-- BEGIN Working data --
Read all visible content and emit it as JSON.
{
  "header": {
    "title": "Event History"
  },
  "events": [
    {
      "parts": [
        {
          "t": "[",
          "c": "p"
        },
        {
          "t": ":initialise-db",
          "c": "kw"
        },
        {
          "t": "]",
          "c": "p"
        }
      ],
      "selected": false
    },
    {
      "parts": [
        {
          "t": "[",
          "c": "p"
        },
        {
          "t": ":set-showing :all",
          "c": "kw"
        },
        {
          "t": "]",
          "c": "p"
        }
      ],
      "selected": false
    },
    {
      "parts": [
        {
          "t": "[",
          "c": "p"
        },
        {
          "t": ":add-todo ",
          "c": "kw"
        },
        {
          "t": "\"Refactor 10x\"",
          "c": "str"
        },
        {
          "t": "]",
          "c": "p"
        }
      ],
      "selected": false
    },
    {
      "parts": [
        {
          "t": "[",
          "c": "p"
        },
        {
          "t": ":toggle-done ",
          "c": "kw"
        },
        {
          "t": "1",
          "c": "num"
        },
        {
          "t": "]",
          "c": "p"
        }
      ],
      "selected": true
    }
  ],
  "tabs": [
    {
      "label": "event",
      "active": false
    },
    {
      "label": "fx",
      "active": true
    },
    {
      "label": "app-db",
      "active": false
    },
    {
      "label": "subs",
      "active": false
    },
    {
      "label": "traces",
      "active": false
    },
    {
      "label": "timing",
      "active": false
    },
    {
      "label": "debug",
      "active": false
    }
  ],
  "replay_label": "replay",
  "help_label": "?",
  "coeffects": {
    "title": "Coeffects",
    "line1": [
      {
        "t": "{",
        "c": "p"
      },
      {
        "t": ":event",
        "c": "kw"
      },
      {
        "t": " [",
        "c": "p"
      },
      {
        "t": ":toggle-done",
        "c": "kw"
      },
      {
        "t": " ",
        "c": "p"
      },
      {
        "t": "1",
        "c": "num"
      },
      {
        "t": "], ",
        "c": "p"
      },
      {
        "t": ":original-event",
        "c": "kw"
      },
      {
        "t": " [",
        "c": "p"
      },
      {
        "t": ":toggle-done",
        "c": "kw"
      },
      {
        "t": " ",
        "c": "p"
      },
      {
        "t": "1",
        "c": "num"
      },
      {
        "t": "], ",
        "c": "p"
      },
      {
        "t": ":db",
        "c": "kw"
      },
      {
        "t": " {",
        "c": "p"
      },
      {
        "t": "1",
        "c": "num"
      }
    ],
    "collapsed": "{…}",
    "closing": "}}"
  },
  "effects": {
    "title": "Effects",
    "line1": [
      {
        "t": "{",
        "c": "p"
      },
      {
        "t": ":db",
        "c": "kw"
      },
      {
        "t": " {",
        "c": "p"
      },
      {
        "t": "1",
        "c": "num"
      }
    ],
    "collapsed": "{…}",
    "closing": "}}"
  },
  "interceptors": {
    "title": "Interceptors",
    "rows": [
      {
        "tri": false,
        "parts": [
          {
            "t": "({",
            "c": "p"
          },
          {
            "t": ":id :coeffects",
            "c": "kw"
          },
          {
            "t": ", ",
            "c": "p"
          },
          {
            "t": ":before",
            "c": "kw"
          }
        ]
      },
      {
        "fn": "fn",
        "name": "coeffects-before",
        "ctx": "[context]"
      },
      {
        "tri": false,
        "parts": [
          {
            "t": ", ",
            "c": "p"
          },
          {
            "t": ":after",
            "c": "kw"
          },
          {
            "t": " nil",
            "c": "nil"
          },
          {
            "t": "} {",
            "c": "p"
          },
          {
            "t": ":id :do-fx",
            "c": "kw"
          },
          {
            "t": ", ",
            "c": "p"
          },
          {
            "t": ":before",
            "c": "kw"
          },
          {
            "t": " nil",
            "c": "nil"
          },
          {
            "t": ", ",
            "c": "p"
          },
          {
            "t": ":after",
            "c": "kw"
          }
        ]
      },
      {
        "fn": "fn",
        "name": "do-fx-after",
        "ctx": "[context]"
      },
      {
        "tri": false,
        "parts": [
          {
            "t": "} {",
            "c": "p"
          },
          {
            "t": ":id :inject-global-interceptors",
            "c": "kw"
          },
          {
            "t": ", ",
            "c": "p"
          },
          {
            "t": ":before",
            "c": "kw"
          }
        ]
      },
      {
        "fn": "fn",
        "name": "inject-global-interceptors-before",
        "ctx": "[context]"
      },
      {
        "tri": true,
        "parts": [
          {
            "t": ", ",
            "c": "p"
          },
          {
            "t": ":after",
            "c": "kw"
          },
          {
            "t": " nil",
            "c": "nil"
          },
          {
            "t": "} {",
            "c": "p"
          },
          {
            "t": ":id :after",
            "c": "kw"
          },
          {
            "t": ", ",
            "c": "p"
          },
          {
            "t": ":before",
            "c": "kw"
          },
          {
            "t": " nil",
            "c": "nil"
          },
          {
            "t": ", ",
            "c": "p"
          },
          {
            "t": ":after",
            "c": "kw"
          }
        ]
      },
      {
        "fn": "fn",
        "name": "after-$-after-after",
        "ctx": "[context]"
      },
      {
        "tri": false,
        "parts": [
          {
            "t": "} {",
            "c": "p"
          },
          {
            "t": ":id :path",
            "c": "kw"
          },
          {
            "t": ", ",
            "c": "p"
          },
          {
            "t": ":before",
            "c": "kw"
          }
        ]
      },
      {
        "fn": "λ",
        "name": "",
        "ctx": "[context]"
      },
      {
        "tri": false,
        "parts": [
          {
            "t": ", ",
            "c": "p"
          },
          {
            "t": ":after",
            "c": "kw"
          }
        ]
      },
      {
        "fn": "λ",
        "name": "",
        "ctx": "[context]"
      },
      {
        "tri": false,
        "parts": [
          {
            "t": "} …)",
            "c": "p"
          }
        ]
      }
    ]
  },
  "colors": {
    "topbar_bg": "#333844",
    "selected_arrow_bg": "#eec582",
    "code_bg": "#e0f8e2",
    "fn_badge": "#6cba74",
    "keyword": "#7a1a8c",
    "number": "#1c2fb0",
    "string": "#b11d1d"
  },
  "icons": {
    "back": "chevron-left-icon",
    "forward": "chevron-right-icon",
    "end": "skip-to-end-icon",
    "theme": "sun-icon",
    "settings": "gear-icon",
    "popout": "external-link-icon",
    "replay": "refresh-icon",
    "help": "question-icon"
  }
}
-- END Working data --
### [What to produce]
Find the word "inject" and list each line it appears in.

### [Solution]
            "t": ":id :inject-global-interceptors",
        "name": "inject-global-interceptors-before",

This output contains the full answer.